(Saved entries)
-- Start --

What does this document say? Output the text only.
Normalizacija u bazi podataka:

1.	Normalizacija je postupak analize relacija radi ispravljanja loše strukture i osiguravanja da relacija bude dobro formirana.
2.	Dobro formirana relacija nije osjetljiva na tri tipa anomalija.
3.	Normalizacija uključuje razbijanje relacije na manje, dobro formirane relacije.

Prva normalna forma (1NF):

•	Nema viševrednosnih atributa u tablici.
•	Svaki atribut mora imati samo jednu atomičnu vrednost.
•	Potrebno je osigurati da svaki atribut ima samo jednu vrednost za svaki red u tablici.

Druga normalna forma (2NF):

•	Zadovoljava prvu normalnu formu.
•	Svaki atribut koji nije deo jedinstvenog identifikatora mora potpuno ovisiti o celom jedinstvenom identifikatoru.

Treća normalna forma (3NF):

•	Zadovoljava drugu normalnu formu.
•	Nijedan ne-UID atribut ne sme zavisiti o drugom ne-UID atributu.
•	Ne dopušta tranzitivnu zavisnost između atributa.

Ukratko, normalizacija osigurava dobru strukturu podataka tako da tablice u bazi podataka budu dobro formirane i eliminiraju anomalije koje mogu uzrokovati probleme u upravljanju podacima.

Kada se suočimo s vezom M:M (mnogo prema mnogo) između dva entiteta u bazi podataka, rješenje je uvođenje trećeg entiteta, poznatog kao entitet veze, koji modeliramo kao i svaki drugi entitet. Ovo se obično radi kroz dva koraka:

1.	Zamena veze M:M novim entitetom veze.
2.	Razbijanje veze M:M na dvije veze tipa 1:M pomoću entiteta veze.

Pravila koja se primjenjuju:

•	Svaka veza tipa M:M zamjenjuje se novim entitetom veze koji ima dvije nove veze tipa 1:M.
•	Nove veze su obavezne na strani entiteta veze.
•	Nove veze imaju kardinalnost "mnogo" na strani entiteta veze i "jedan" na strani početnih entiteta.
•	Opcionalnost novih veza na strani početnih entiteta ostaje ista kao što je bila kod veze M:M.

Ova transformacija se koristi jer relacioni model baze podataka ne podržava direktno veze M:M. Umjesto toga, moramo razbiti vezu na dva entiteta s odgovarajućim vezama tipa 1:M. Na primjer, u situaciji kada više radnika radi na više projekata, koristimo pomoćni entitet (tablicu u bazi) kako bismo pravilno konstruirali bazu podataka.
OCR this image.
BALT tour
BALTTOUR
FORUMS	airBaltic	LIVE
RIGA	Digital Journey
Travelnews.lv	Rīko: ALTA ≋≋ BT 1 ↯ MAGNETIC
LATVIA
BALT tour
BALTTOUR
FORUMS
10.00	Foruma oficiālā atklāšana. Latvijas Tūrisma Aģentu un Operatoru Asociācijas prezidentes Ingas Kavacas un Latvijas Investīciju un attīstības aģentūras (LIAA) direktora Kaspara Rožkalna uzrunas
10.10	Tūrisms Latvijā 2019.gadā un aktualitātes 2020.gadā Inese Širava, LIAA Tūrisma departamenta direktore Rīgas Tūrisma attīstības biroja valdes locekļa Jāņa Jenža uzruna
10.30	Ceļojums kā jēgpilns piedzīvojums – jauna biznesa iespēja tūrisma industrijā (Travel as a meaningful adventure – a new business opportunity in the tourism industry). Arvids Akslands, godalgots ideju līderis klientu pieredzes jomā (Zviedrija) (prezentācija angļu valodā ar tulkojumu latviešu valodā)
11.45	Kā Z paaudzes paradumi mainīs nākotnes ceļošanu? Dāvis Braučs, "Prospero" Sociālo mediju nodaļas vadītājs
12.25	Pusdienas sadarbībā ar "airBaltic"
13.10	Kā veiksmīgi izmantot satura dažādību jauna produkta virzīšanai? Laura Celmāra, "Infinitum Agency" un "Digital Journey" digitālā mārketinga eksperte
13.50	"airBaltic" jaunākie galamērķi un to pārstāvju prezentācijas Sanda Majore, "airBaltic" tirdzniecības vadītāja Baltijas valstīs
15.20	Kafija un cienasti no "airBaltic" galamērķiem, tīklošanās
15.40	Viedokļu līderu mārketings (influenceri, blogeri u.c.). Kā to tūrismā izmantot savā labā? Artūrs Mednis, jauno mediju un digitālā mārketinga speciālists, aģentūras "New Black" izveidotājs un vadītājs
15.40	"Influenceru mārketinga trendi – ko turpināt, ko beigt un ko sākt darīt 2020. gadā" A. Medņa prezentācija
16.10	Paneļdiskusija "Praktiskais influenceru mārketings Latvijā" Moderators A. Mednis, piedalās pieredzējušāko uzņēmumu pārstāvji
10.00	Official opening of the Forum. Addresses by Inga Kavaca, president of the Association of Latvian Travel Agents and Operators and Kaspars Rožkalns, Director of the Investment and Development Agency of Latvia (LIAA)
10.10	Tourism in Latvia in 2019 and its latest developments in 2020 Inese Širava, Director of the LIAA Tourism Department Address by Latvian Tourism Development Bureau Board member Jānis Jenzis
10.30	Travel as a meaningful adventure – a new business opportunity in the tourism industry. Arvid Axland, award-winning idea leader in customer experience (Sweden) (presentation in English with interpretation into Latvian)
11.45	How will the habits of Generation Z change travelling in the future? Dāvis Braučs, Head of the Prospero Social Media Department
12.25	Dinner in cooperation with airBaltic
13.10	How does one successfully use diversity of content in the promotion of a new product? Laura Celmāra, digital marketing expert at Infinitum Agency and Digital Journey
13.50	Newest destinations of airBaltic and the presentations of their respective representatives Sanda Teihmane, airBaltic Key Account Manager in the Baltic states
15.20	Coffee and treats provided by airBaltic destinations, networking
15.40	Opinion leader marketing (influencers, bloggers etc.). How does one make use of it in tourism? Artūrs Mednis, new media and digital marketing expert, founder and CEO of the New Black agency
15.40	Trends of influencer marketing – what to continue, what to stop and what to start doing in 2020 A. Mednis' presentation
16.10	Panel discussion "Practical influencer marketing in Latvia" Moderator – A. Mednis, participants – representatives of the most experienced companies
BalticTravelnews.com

-- End --

(Do this)
Give nothing but the number of lines containing the string "attīstības".

(Correct response)
2